REQUEST:
Drop every picture and give the entries back exactly.

Data records
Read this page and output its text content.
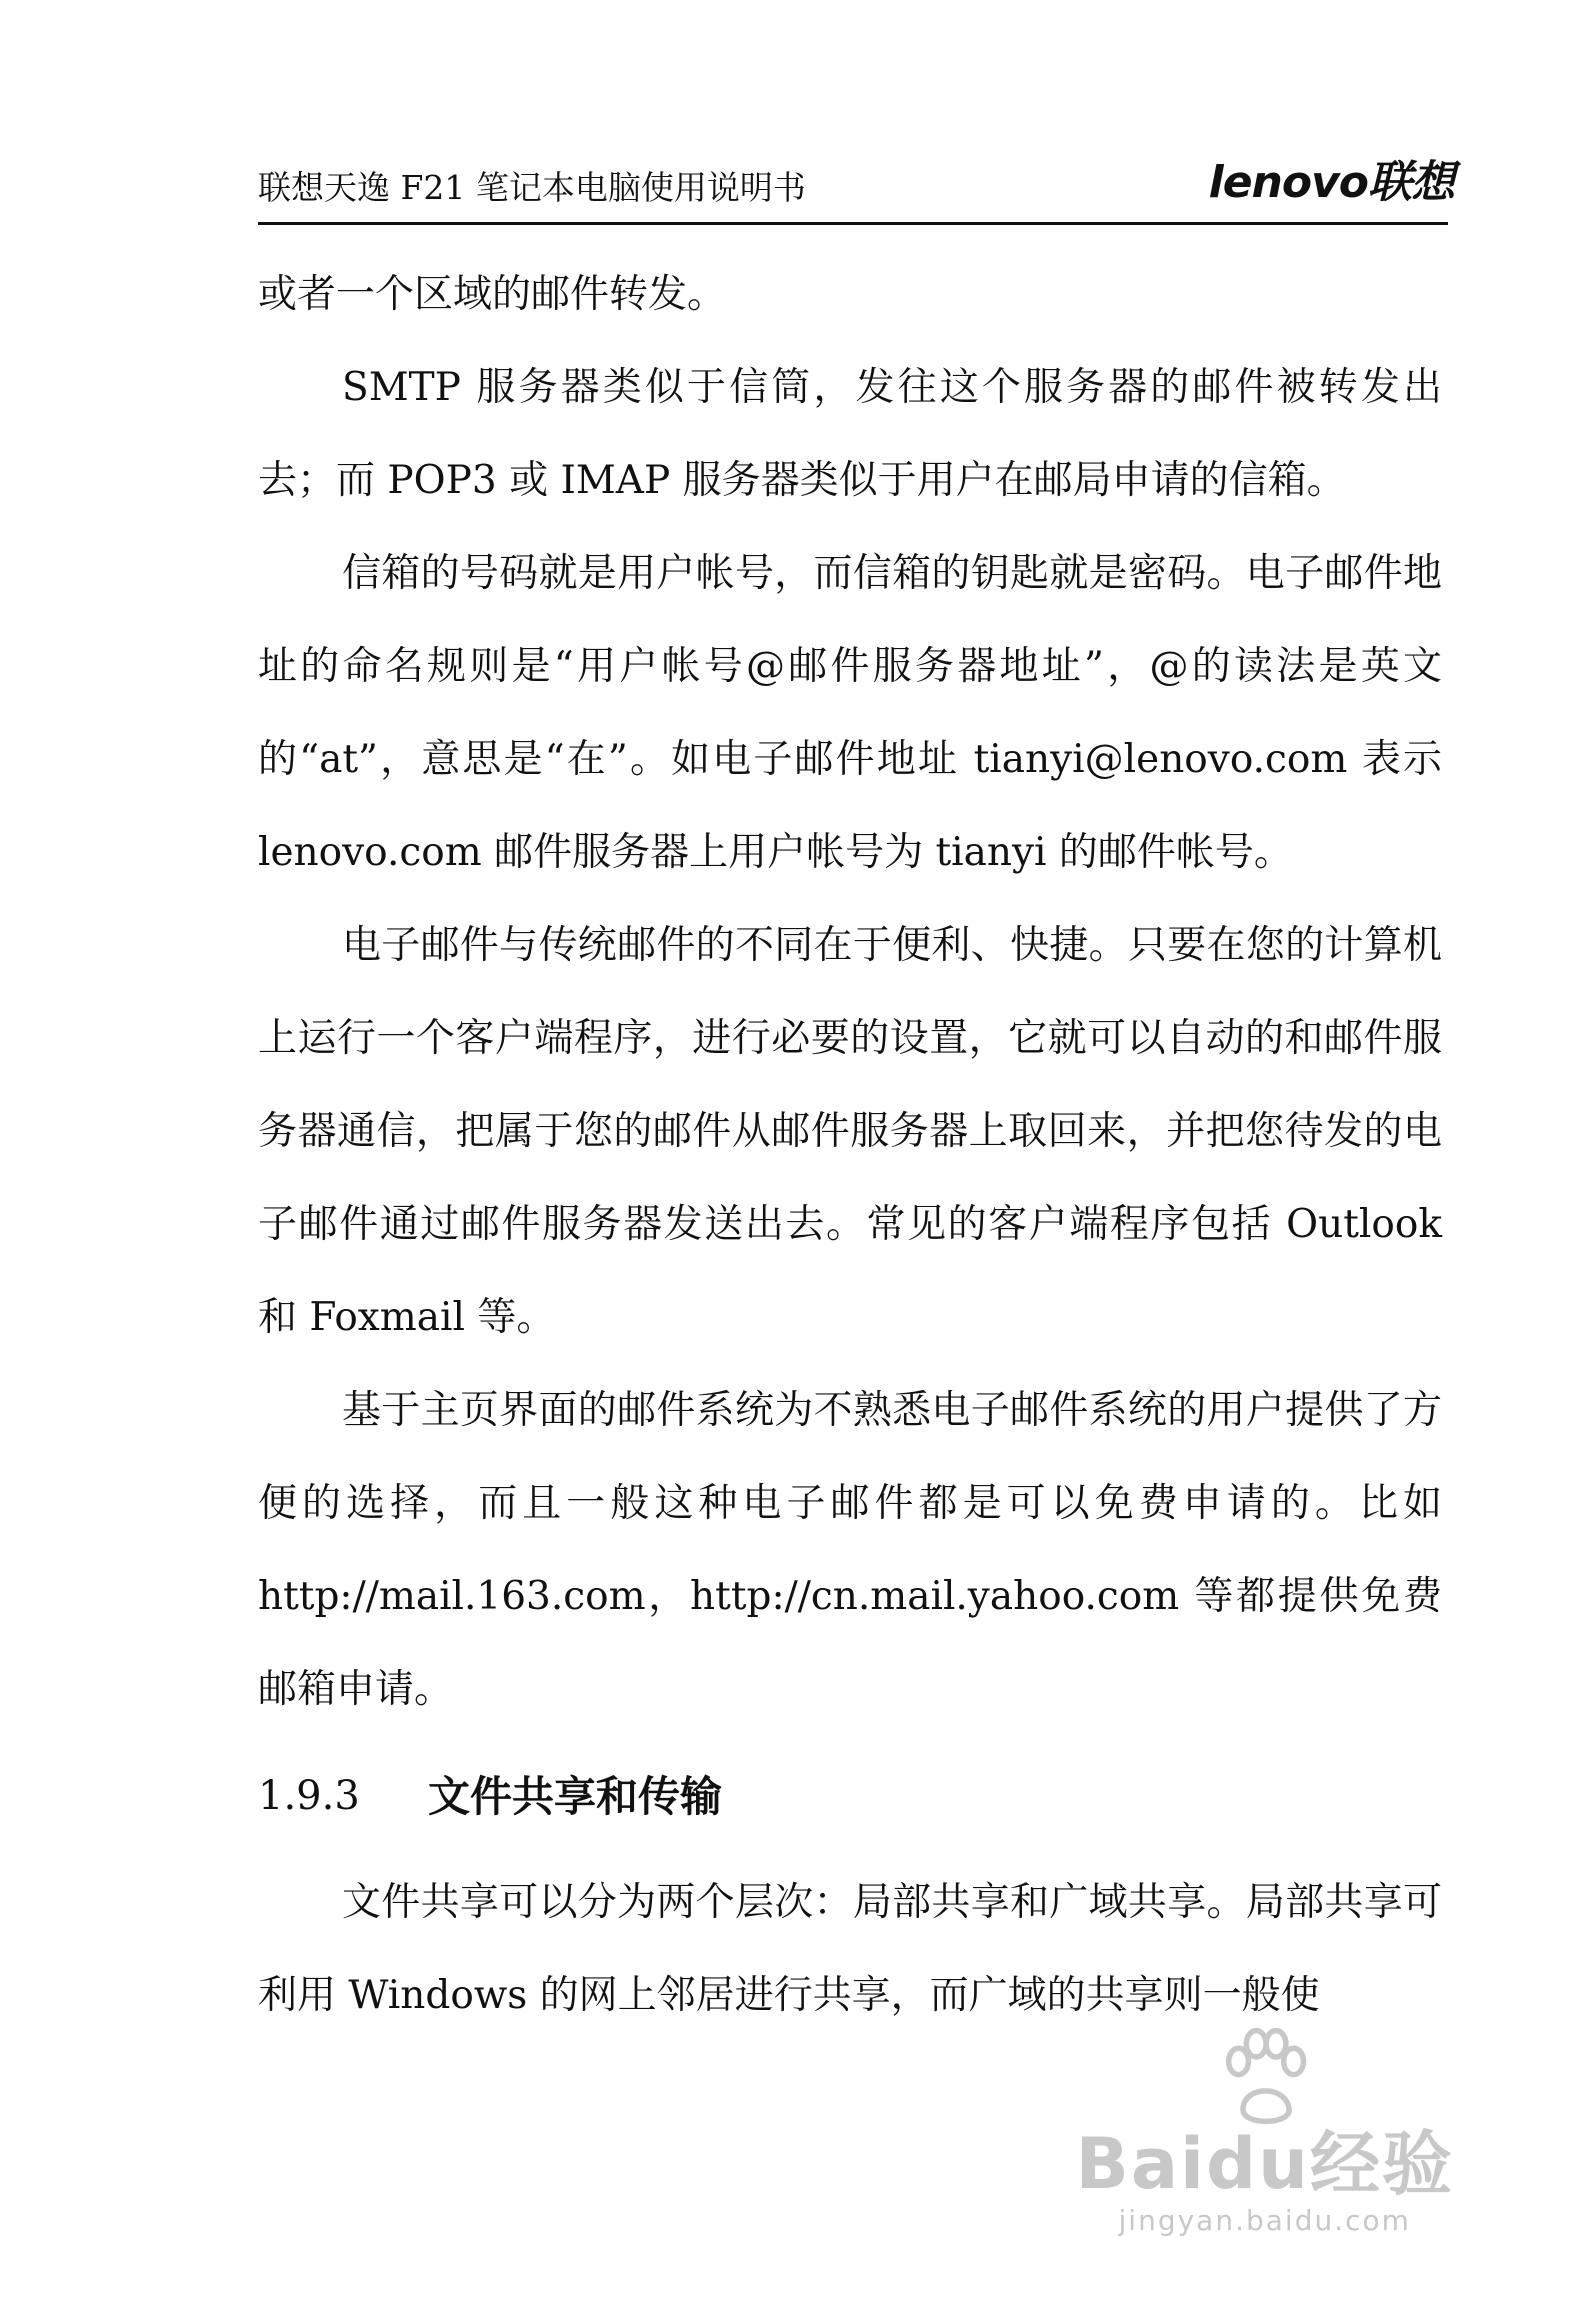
联想天逸 F21 笔记本电脑使用说明书	lenovo联想

或者一个区域的邮件转发。

SMTP 服务器类似于信筒，发往这个服务器的邮件被转发出去；而 POP3 或 IMAP 服务器类似于用户在邮局申请的信箱。

信箱的号码就是用户帐号，而信箱的钥匙就是密码。电子邮件地址的命名规则是“用户帐号@邮件服务器地址”，@的读法是英文的“at”，意思是“在”。如电子邮件地址 tianyi@lenovo.com 表示 lenovo.com 邮件服务器上用户帐号为 tianyi 的邮件帐号。

电子邮件与传统邮件的不同在于便利、快捷。只要在您的计算机上运行一个客户端程序，进行必要的设置，它就可以自动的和邮件服务器通信，把属于您的邮件从邮件服务器上取回来，并把您待发的电子邮件通过邮件服务器发送出去。常见的客户端程序包括 Outlook 和 Foxmail 等。

基于主页界面的邮件系统为不熟悉电子邮件系统的用户提供了方便的选择，而且一般这种电子邮件都是可以免费申请的。比如 http://mail.163.com，http://cn.mail.yahoo.com 等都提供免费邮箱申请。

1.9.3	文件共享和传输

文件共享可以分为两个层次：局部共享和广域共享。局部共享可利用 Windows 的网上邻居进行共享，而广域的共享则一般使

Baidu经验
jingyan.baidu.com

FULL ANSWER:
Read this page and output its text content.
联想天逸 F21 笔记本电脑使用说明书	lenovo联想

或者一个区域的邮件转发。

SMTP 服务器类似于信筒，发往这个服务器的邮件被转发出去；而 POP3 或 IMAP 服务器类似于用户在邮局申请的信箱。

信箱的号码就是用户帐号，而信箱的钥匙就是密码。电子邮件地址的命名规则是“用户帐号@邮件服务器地址”，@的读法是英文的“at”，意思是“在”。如电子邮件地址 tianyi@lenovo.com 表示 lenovo.com 邮件服务器上用户帐号为 tianyi 的邮件帐号。

电子邮件与传统邮件的不同在于便利、快捷。只要在您的计算机上运行一个客户端程序，进行必要的设置，它就可以自动的和邮件服务器通信，把属于您的邮件从邮件服务器上取回来，并把您待发的电子邮件通过邮件服务器发送出去。常见的客户端程序包括 Outlook 和 Foxmail 等。

基于主页界面的邮件系统为不熟悉电子邮件系统的用户提供了方便的选择，而且一般这种电子邮件都是可以免费申请的。比如 http://mail.163.com，http://cn.mail.yahoo.com 等都提供免费邮箱申请。

1.9.3	文件共享和传输

文件共享可以分为两个层次：局部共享和广域共享。局部共享可利用 Windows 的网上邻居进行共享，而广域的共享则一般使

Baidu经验
jingyan.baidu.com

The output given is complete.